Records excerpted from a collection
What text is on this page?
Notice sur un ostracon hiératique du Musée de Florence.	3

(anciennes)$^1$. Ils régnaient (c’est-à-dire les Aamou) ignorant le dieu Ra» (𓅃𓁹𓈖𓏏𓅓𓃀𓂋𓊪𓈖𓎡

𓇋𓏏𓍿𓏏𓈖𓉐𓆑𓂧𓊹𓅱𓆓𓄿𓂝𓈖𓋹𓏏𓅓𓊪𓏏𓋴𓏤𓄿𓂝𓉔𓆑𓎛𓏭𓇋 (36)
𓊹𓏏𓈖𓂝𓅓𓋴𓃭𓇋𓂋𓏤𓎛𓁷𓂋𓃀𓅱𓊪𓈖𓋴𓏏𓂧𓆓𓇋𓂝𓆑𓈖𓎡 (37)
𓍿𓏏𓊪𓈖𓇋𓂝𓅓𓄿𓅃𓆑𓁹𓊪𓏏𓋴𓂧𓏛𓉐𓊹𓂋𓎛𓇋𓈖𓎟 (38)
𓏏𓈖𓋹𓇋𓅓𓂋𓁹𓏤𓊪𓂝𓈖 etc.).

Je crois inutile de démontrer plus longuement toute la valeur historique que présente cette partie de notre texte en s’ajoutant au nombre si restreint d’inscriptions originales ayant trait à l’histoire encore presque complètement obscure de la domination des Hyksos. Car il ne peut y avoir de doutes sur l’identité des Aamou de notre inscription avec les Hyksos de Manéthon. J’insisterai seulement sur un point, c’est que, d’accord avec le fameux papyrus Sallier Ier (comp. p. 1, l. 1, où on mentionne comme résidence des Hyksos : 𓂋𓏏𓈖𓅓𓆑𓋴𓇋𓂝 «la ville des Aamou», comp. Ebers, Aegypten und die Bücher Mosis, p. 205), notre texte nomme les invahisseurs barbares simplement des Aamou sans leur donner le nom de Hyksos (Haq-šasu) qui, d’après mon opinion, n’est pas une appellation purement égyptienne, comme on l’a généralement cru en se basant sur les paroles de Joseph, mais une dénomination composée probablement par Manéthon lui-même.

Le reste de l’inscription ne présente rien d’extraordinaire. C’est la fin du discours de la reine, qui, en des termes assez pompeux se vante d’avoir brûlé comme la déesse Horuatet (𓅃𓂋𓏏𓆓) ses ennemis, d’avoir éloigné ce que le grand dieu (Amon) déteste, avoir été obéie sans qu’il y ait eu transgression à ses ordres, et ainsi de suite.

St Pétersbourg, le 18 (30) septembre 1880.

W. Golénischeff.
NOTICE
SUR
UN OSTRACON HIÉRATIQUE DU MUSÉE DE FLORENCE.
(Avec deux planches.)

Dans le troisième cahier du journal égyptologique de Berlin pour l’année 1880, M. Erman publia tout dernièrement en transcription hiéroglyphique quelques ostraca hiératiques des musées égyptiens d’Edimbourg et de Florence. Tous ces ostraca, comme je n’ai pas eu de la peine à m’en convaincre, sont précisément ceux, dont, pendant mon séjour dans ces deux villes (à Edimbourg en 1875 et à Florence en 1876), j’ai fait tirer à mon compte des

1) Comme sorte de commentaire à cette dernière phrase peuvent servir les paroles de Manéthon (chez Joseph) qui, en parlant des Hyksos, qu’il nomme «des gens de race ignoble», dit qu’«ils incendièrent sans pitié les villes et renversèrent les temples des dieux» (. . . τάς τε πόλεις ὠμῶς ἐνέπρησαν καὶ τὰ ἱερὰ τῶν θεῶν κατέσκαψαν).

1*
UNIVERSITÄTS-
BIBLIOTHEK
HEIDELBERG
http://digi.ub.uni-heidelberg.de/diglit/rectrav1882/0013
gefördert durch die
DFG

- [Problem statement]: In the entries above, find each line with the string "avoir" and copy it.

- [Result of the exercise]:
Je crois inutile de démontrer plus longuement toute la valeur historique que présente cette partie de notre texte en s’ajoutant au nombre si restreint d’inscriptions originales ayant trait à l’histoire encore presque complètement obscure de la domination des Hyksos. Car il ne peut y avoir de doutes sur l’identité des Aamou de notre inscription avec les Hyksos de Manéthon. J’insisterai seulement sur un point, c’est que, d’accord avec le fameux papyrus Sallier Ier (comp. p. 1, l. 1, où on mentionne comme résidence des Hyksos : 𓂋𓏏𓈖𓅓𓆑𓋴𓇋𓂝 «la ville des Aamou», comp. Ebers, Aegypten und die Bücher Mosis, p. 205), notre texte nomme les invahisseurs barbares simplement des Aamou sans leur donner le nom de Hyksos (Haq-šasu) qui, d’après mon opinion, n’est pas une appellation purement égyptienne, comme on l’a généralement cru en se basant sur les paroles de Joseph, mais une dénomination composée probablement par Manéthon lui-même.
Le reste de l’inscription ne présente rien d’extraordinaire. C’est la fin du discours de la reine, qui, en des termes assez pompeux se vante d’avoir brûlé comme la déesse Horuatet (𓅃𓂋𓏏𓆓) ses ennemis, d’avoir éloigné ce que le grand dieu (Amon) déteste, avoir été obéie sans qu’il y ait eu transgression à ses ordres, et ainsi de suite.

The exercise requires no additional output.